## Directive
Repeat the full listing, word for word.

## Record excerpts
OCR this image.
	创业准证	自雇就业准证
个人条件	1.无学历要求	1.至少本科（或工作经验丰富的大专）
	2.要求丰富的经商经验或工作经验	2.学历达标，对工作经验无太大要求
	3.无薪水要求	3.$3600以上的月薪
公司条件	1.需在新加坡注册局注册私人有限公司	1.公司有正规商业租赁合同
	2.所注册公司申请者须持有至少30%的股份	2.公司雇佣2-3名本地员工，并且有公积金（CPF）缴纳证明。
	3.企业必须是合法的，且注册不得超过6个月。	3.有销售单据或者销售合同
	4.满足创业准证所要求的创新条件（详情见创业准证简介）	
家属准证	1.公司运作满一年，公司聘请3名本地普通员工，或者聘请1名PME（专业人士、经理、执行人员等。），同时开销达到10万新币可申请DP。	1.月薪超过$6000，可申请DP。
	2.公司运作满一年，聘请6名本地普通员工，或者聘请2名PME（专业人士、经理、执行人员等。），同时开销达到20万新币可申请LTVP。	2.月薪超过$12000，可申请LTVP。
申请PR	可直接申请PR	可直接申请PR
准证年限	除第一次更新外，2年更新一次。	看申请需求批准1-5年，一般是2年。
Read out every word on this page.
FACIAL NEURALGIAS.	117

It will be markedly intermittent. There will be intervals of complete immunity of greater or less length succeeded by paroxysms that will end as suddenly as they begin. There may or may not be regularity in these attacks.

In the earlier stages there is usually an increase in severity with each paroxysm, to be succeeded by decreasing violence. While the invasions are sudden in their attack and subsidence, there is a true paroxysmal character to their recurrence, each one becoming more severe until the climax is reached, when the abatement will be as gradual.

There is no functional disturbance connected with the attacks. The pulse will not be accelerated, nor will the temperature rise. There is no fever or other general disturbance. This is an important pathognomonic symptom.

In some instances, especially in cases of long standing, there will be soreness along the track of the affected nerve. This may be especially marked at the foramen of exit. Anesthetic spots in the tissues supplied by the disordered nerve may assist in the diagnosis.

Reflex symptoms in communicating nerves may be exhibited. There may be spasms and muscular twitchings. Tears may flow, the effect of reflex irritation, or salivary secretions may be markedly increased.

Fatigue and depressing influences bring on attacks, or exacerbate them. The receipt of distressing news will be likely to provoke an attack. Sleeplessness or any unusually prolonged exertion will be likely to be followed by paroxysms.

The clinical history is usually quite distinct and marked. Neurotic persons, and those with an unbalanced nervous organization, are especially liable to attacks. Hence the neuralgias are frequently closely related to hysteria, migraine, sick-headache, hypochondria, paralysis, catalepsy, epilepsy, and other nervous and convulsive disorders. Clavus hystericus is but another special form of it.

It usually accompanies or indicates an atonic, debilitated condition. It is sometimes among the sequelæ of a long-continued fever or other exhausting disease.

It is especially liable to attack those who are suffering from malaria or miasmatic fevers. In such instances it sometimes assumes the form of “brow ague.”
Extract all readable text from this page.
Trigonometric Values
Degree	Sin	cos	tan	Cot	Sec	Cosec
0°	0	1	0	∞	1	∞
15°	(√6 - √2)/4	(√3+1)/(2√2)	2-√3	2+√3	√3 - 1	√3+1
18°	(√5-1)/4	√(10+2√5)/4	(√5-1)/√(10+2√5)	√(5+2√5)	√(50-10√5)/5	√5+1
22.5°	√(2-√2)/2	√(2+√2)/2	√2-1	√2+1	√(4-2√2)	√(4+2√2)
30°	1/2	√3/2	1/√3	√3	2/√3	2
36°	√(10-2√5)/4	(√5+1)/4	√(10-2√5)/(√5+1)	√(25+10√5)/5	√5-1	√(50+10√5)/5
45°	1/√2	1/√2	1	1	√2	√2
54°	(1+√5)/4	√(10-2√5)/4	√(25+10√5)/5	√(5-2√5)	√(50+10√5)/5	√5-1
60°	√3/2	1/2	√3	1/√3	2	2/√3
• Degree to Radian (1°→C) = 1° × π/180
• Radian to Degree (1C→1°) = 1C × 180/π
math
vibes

## Correct answer
OCR this image.
	创业准证	自雇就业准证
个人条件	1.无学历要求	1.至少本科（或工作经验丰富的大专）
	2.要求丰富的经商经验或工作经验	2.学历达标，对工作经验无太大要求
	3.无薪水要求	3.$3600以上的月薪
公司条件	1.需在新加坡注册局注册私人有限公司	1.公司有正规商业租赁合同
	2.所注册公司申请者须持有至少30%的股份	2.公司雇佣2-3名本地员工，并且有公积金（CPF）缴纳证明。
	3.企业必须是合法的，且注册不得超过6个月。	3.有销售单据或者销售合同
	4.满足创业准证所要求的创新条件（详情见创业准证简介）	
家属准证	1.公司运作满一年，公司聘请3名本地普通员工，或者聘请1名PME（专业人士、经理、执行人员等。），同时开销达到10万新币可申请DP。	1.月薪超过$6000，可申请DP。
	2.公司运作满一年，聘请6名本地普通员工，或者聘请2名PME（专业人士、经理、执行人员等。），同时开销达到20万新币可申请LTVP。	2.月薪超过$12000，可申请LTVP。
申请PR	可直接申请PR	可直接申请PR
准证年限	除第一次更新外，2年更新一次。	看申请需求批准1-5年，一般是2年。
Read out every word on this page.
FACIAL NEURALGIAS.	117

It will be markedly intermittent. There will be intervals of complete immunity of greater or less length succeeded by paroxysms that will end as suddenly as they begin. There may or may not be regularity in these attacks.

In the earlier stages there is usually an increase in severity with each paroxysm, to be succeeded by decreasing violence. While the invasions are sudden in their attack and subsidence, there is a true paroxysmal character to their recurrence, each one becoming more severe until the climax is reached, when the abatement will be as gradual.

There is no functional disturbance connected with the attacks. The pulse will not be accelerated, nor will the temperature rise. There is no fever or other general disturbance. This is an important pathognomonic symptom.

In some instances, especially in cases of long standing, there will be soreness along the track of the affected nerve. This may be especially marked at the foramen of exit. Anesthetic spots in the tissues supplied by the disordered nerve may assist in the diagnosis.

Reflex symptoms in communicating nerves may be exhibited. There may be spasms and muscular twitchings. Tears may flow, the effect of reflex irritation, or salivary secretions may be markedly increased.

Fatigue and depressing influences bring on attacks, or exacerbate them. The receipt of distressing news will be likely to provoke an attack. Sleeplessness or any unusually prolonged exertion will be likely to be followed by paroxysms.

The clinical history is usually quite distinct and marked. Neurotic persons, and those with an unbalanced nervous organization, are especially liable to attacks. Hence the neuralgias are frequently closely related to hysteria, migraine, sick-headache, hypochondria, paralysis, catalepsy, epilepsy, and other nervous and convulsive disorders. Clavus hystericus is but another special form of it.

It usually accompanies or indicates an atonic, debilitated condition. It is sometimes among the sequelæ of a long-continued fever or other exhausting disease.

It is especially liable to attack those who are suffering from malaria or miasmatic fevers. In such instances it sometimes assumes the form of “brow ague.”
Extract all readable text from this page.
Trigonometric Values
Degree	Sin	cos	tan	Cot	Sec	Cosec
0°	0	1	0	∞	1	∞
15°	(√6 - √2)/4	(√3+1)/(2√2)	2-√3	2+√3	√3 - 1	√3+1
18°	(√5-1)/4	√(10+2√5)/4	(√5-1)/√(10+2√5)	√(5+2√5)	√(50-10√5)/5	√5+1
22.5°	√(2-√2)/2	√(2+√2)/2	√2-1	√2+1	√(4-2√2)	√(4+2√2)
30°	1/2	√3/2	1/√3	√3	2/√3	2
36°	√(10-2√5)/4	(√5+1)/4	√(10-2√5)/(√5+1)	√(25+10√5)/5	√5-1	√(50+10√5)/5
45°	1/√2	1/√2	1	1	√2	√2
54°	(1+√5)/4	√(10-2√5)/4	√(25+10√5)/5	√(5-2√5)	√(50+10√5)/5	√5-1
60°	√3/2	1/2	√3	1/√3	2	2/√3
• Degree to Radian (1°→C) = 1° × π/180
• Radian to Degree (1C→1°) = 1C × 180/π
math
vibes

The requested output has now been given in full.